==== DATA SUPPLIED

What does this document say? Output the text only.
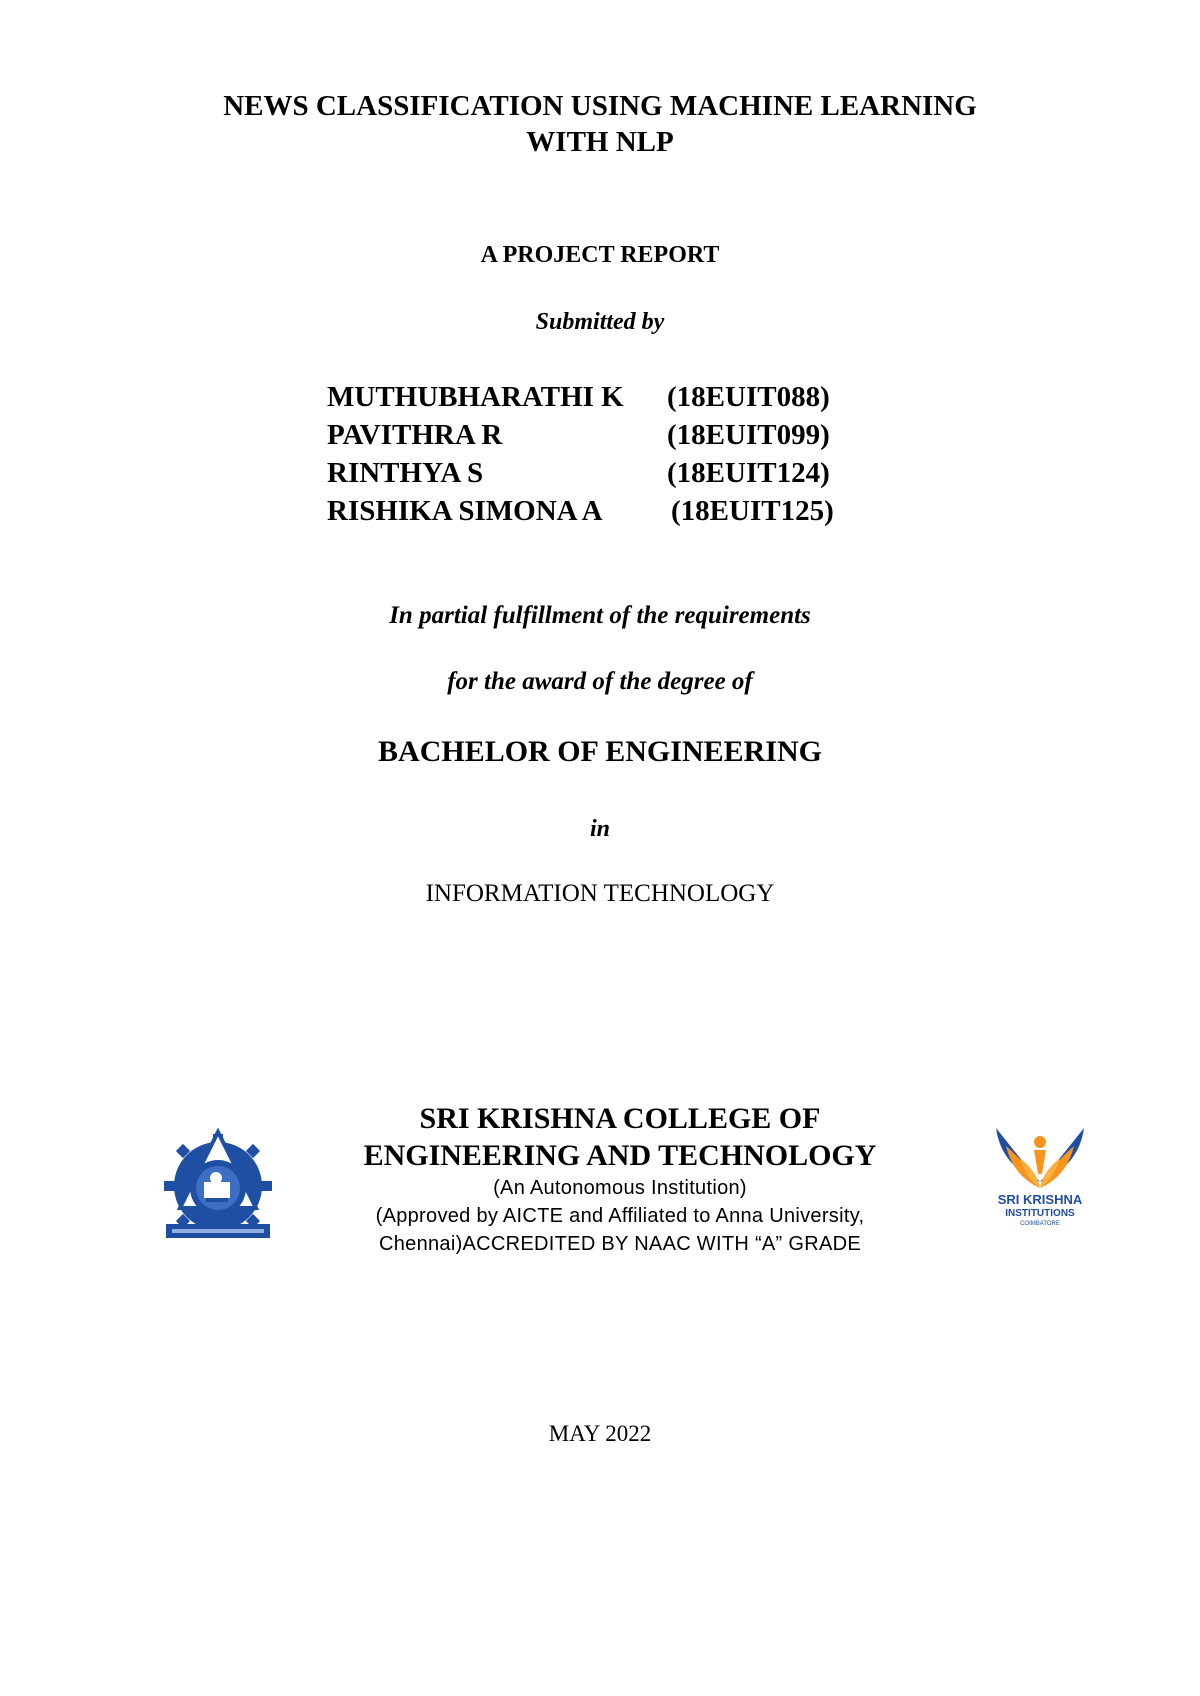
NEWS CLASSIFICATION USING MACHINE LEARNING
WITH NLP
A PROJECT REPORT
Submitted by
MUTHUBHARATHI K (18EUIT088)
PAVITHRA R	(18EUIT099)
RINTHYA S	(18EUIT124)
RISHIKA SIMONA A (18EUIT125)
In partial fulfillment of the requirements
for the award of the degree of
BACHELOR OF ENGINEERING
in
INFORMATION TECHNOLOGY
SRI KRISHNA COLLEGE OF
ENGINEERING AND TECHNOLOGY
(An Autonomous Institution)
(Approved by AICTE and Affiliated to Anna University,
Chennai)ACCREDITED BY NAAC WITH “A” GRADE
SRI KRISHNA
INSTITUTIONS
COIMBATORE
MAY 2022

========

#### [TASK DETAILS]
Transcribe all the lines above exactly, apart from the pictures.

#### [OUTPUT BELOW]
What does this document say? Output the text only.
NEWS CLASSIFICATION USING MACHINE LEARNING
WITH NLP
A PROJECT REPORT
Submitted by
MUTHUBHARATHI K (18EUIT088)
PAVITHRA R	(18EUIT099)
RINTHYA S	(18EUIT124)
RISHIKA SIMONA A (18EUIT125)
In partial fulfillment of the requirements
for the award of the degree of
BACHELOR OF ENGINEERING
in
INFORMATION TECHNOLOGY
SRI KRISHNA COLLEGE OF
ENGINEERING AND TECHNOLOGY
(An Autonomous Institution)
(Approved by AICTE and Affiliated to Anna University,
Chennai)ACCREDITED BY NAAC WITH “A” GRADE
SRI KRISHNA
INSTITUTIONS
COIMBATORE
MAY 2022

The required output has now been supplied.